§ **Requirements**
Do any lines in the data below contain "into"? If so, copy every one of them.

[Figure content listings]

============================================================

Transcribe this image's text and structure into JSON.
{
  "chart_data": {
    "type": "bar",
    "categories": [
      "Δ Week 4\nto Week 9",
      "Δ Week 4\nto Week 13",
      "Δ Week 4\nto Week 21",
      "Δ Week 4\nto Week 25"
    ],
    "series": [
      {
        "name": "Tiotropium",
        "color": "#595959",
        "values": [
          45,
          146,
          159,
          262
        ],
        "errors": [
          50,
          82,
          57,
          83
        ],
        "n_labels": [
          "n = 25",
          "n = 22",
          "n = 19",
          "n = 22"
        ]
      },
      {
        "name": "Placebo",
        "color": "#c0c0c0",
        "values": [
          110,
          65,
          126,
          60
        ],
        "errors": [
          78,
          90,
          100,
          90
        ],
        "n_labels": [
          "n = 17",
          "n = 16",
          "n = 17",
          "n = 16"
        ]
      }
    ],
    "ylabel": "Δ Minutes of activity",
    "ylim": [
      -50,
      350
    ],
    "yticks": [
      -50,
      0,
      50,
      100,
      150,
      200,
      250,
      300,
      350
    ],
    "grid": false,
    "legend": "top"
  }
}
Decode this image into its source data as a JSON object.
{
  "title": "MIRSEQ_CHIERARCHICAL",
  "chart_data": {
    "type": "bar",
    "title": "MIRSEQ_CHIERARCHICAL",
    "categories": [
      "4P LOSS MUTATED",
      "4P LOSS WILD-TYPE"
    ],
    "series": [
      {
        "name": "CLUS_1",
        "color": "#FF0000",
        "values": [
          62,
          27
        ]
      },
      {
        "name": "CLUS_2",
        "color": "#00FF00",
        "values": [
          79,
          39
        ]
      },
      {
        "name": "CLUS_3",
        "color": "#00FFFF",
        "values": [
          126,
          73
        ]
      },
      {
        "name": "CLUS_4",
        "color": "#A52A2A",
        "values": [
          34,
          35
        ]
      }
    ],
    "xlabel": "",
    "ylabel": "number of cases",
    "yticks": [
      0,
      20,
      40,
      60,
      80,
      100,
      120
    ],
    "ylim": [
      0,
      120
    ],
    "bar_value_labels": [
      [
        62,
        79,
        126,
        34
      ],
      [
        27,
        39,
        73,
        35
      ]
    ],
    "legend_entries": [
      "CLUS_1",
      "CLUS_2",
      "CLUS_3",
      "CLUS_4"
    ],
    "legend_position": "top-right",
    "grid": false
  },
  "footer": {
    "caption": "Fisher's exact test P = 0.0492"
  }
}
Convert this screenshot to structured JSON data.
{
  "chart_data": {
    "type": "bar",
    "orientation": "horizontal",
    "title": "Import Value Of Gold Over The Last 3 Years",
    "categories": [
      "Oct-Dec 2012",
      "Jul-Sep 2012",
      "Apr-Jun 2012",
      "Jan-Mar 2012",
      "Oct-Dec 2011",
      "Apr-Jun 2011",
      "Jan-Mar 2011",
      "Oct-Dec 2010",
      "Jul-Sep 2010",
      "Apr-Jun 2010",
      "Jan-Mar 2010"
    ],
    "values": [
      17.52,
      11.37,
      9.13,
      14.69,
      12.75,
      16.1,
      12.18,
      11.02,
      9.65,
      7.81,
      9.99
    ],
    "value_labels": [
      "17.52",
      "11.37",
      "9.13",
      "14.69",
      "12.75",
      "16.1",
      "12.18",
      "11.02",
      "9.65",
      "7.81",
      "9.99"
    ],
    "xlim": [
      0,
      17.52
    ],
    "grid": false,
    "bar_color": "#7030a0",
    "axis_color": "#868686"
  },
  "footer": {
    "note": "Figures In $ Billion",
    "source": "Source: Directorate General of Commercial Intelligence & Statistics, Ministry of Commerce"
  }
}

============================================================

§ **Output for this exercise**
Transcribe this image's text and structure into JSON.
Decode this image into its source data as a JSON object.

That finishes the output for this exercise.